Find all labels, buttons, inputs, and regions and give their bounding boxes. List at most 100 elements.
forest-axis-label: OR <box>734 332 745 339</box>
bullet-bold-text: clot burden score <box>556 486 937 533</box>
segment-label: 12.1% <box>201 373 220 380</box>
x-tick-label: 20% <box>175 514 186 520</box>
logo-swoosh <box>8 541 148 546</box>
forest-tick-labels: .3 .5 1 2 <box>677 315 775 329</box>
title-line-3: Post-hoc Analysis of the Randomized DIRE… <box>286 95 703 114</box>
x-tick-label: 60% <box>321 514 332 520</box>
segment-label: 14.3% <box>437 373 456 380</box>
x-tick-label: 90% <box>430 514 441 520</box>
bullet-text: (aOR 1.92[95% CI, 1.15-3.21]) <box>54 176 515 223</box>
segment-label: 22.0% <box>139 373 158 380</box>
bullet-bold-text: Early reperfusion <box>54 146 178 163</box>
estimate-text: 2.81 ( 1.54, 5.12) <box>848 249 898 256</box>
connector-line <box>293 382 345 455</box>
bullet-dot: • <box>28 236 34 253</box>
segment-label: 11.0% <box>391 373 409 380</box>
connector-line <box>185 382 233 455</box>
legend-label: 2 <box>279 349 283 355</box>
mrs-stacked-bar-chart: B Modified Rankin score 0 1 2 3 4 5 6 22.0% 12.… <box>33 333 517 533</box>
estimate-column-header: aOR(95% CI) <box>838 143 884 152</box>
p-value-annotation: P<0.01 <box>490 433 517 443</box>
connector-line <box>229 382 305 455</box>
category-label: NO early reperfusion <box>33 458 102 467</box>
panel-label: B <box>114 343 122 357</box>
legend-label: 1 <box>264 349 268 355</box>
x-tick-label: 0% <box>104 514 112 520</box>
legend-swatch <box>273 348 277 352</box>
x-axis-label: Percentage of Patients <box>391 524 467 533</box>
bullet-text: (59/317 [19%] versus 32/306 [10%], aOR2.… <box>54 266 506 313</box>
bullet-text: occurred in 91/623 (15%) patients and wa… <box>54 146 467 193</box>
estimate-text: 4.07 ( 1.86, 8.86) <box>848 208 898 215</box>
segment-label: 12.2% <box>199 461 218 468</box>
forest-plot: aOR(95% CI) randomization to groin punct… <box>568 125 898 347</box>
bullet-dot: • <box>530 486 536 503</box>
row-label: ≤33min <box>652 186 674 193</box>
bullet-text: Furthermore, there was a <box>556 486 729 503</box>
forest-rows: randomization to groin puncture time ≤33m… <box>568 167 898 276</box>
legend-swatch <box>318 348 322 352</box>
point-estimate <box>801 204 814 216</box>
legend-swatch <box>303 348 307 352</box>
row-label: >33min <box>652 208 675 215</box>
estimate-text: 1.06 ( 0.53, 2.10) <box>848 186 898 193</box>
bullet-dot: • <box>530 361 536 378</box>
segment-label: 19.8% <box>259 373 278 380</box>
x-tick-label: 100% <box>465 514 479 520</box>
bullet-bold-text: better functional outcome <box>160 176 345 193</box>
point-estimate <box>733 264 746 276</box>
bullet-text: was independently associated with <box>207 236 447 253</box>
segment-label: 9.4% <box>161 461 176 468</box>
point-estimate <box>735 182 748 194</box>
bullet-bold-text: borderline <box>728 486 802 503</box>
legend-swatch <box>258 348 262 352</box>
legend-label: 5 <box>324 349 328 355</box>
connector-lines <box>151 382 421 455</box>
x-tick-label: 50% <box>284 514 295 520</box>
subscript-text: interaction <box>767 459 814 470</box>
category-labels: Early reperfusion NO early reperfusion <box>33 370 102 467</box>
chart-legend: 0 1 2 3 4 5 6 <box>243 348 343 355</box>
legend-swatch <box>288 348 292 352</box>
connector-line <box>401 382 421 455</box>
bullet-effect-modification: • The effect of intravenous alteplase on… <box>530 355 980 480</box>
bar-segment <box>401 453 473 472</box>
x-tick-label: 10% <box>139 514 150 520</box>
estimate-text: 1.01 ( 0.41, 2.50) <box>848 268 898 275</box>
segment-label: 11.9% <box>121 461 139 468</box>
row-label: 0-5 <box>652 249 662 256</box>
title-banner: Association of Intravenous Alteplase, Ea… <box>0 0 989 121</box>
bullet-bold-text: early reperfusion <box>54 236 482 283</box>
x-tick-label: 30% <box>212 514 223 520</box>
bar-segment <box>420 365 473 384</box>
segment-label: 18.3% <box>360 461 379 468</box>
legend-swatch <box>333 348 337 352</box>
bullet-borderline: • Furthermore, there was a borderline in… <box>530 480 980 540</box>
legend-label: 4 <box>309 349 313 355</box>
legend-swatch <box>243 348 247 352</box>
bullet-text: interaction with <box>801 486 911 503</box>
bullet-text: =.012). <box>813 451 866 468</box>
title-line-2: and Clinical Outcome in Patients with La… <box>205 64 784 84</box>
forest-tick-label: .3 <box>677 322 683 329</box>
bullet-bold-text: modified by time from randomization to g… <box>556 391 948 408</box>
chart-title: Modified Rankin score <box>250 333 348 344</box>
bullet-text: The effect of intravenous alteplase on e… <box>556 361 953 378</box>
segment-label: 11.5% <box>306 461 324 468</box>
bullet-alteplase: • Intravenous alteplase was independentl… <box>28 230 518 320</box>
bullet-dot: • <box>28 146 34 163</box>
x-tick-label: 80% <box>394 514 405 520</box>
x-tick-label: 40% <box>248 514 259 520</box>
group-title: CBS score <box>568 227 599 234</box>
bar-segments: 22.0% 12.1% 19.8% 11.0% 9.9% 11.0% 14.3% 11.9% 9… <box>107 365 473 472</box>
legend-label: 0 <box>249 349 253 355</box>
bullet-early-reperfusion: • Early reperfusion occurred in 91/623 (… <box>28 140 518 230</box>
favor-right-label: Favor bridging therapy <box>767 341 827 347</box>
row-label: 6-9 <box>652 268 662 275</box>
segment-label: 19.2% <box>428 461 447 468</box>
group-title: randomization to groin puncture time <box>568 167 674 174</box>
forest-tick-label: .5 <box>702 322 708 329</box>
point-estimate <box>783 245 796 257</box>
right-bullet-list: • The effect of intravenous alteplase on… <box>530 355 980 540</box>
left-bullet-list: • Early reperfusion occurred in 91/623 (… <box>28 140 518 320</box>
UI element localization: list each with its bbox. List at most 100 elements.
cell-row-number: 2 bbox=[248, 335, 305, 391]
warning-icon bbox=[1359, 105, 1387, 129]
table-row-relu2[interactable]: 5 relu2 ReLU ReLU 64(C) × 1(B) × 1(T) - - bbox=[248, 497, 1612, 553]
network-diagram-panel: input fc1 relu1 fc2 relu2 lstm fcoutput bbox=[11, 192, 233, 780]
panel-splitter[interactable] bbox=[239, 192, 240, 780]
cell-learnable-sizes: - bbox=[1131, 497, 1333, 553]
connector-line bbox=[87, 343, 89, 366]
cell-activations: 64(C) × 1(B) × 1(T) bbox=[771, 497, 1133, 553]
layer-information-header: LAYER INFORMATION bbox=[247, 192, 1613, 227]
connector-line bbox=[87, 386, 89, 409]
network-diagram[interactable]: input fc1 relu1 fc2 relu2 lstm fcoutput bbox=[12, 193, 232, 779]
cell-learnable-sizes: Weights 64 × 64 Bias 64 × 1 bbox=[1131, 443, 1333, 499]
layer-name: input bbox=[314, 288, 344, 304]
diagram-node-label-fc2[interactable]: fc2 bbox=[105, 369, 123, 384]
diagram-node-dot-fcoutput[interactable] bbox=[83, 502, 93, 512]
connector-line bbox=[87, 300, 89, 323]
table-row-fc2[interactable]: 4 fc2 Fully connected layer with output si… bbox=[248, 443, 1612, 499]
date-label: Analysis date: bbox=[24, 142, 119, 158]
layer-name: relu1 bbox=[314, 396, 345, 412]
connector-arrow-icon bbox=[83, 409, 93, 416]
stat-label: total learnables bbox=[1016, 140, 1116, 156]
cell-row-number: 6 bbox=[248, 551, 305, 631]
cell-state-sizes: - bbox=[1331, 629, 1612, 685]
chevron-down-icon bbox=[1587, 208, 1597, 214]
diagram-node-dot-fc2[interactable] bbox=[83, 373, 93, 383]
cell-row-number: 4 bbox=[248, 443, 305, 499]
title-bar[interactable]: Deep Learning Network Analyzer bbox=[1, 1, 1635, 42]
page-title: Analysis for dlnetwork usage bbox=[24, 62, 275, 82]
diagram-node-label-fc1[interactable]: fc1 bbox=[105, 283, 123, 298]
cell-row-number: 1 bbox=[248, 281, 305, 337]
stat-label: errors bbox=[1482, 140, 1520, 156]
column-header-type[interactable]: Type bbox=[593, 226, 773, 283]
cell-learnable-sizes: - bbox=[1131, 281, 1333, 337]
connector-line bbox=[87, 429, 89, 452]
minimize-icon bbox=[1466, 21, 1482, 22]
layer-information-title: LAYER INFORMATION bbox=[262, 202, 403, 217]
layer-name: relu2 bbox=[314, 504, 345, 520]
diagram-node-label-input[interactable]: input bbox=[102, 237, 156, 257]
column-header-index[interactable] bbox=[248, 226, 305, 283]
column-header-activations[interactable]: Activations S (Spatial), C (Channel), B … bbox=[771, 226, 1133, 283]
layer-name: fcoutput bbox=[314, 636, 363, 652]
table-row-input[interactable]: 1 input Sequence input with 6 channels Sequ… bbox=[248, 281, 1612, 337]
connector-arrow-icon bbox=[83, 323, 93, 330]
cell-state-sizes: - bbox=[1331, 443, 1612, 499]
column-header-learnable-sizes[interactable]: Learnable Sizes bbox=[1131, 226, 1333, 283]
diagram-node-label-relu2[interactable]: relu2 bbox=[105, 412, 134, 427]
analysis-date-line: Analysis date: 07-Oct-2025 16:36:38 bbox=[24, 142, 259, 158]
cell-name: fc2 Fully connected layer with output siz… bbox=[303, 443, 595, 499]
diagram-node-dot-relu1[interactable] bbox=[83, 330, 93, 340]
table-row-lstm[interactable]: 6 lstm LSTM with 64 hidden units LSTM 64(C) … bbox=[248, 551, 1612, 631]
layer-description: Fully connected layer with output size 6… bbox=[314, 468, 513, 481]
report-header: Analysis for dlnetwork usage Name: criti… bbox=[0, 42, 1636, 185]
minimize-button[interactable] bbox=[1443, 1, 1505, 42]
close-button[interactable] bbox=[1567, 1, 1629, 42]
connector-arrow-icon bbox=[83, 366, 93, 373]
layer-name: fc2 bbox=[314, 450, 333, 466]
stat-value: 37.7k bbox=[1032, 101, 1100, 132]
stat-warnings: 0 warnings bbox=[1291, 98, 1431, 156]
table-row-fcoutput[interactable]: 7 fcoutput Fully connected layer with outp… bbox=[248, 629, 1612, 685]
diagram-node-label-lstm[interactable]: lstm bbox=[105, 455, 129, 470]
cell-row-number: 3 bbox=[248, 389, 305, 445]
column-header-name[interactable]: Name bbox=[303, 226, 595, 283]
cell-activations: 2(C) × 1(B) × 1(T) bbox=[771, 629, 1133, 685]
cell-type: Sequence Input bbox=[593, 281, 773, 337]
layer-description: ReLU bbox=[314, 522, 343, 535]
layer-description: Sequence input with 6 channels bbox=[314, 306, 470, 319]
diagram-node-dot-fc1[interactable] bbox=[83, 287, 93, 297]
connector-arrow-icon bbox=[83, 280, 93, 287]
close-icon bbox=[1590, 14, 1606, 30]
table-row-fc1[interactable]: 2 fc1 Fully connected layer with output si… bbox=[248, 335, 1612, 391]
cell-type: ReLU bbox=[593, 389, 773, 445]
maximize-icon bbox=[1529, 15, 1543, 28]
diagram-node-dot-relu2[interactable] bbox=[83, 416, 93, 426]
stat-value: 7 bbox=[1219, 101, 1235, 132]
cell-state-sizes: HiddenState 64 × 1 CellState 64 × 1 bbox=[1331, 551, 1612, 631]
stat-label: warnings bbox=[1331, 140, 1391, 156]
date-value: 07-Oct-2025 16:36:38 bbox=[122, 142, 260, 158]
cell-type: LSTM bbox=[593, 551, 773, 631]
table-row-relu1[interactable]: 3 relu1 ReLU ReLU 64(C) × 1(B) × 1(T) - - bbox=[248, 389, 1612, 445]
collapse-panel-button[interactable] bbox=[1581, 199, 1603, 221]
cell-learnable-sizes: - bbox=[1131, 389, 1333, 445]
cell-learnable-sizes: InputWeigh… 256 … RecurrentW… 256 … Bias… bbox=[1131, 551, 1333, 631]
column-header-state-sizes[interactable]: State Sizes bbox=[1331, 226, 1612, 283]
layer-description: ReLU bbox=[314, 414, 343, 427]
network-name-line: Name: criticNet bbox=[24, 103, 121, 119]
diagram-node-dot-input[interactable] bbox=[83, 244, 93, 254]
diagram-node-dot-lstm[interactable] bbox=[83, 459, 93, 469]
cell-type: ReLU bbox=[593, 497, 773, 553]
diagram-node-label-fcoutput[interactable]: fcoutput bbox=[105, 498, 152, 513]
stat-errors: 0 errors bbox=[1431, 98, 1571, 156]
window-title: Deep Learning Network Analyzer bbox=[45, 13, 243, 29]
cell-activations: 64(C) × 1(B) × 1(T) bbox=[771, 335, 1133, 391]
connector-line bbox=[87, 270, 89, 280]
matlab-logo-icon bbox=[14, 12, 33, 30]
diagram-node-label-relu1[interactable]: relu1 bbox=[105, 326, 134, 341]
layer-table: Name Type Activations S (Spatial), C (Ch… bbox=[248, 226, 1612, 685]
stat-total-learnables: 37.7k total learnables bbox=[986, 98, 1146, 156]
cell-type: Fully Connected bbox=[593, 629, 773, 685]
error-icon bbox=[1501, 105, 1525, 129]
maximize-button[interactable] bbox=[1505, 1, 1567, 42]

_Work required:_ Go through the records above, find each line with the string "Sequence", and copy it.

_Answer to this task:_
table-row-input[interactable]: 1 input Sequence input with 6 channels Sequ… bbox=[248, 281, 1612, 337]
cell-type: Sequence Input bbox=[593, 281, 773, 337]
layer-description: Sequence input with 6 channels bbox=[314, 306, 470, 319]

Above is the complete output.